Stored data:
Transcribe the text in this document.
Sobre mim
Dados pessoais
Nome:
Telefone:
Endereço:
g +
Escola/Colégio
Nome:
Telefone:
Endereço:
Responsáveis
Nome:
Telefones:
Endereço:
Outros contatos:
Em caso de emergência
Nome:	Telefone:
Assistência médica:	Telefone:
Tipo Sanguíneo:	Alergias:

==

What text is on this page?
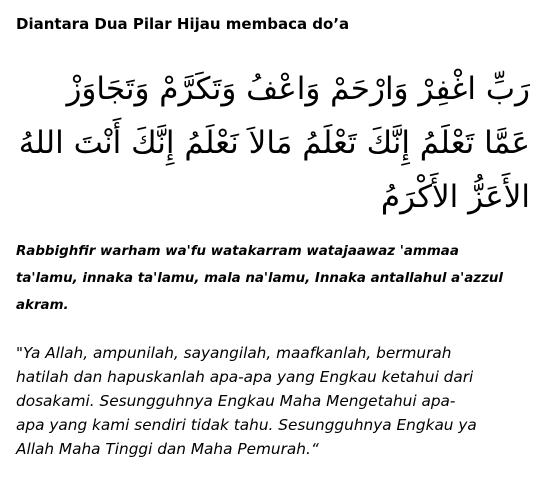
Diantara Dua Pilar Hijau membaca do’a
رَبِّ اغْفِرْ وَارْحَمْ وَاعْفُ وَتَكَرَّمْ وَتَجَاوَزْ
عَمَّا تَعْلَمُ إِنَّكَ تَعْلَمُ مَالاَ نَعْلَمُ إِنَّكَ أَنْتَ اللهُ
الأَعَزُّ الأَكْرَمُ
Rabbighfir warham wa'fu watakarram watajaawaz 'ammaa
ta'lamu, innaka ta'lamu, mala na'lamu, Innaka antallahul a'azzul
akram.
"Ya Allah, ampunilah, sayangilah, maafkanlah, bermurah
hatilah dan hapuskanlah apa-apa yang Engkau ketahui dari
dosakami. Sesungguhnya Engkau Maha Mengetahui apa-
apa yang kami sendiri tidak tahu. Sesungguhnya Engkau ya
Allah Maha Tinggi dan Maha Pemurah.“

--

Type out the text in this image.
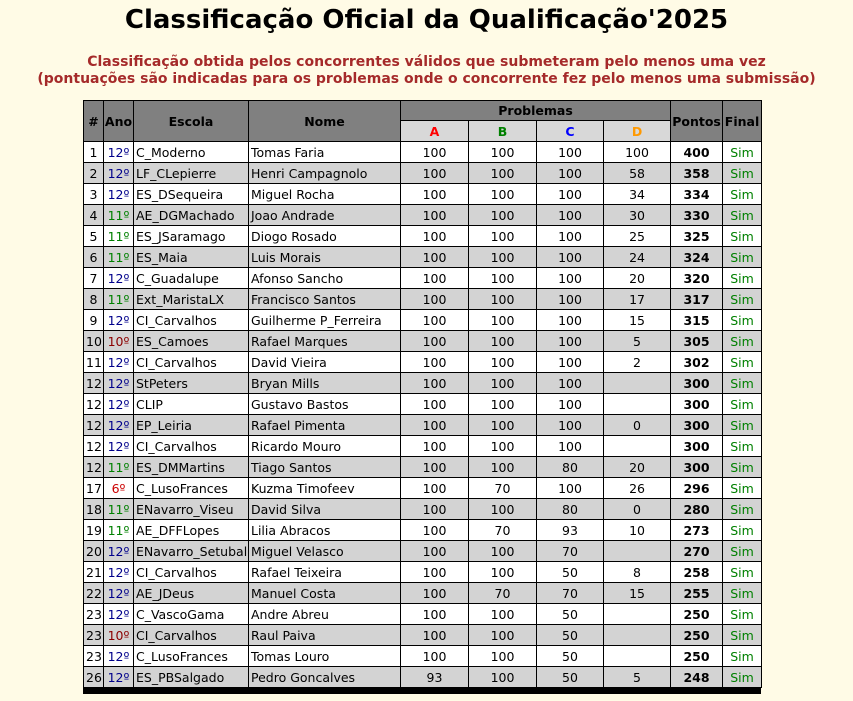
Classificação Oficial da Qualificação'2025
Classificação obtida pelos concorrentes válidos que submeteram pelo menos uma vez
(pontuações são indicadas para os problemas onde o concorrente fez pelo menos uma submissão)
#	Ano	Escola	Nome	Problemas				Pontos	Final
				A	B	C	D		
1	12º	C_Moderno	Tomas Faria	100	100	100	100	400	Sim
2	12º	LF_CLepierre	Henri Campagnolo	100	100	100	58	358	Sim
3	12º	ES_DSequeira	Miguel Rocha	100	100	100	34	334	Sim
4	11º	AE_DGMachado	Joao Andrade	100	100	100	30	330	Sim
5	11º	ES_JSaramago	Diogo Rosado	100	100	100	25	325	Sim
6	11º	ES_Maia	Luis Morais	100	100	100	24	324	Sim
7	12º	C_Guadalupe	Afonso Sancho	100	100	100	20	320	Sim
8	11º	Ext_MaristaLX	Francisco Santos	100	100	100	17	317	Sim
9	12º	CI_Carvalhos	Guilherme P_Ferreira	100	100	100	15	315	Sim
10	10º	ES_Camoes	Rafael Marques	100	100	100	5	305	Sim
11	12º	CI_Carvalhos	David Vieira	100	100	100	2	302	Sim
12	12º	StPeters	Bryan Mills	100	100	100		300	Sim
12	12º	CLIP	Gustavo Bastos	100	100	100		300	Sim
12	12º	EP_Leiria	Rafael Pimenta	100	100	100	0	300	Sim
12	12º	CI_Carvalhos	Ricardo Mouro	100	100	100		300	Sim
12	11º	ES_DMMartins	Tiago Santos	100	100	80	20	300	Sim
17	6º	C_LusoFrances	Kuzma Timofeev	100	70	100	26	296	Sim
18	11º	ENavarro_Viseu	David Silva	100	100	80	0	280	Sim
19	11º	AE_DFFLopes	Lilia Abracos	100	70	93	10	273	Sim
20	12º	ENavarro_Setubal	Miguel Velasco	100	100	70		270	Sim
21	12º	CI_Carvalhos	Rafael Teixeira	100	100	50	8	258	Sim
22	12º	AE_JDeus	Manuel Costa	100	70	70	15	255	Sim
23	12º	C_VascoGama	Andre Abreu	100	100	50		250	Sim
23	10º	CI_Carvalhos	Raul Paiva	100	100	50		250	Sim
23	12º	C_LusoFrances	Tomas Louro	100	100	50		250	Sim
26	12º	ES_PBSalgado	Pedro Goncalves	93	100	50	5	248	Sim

§ **Task prompt**
Report how many lines of the listing hold the string "this", giving only the number.

§ **Expected output**
3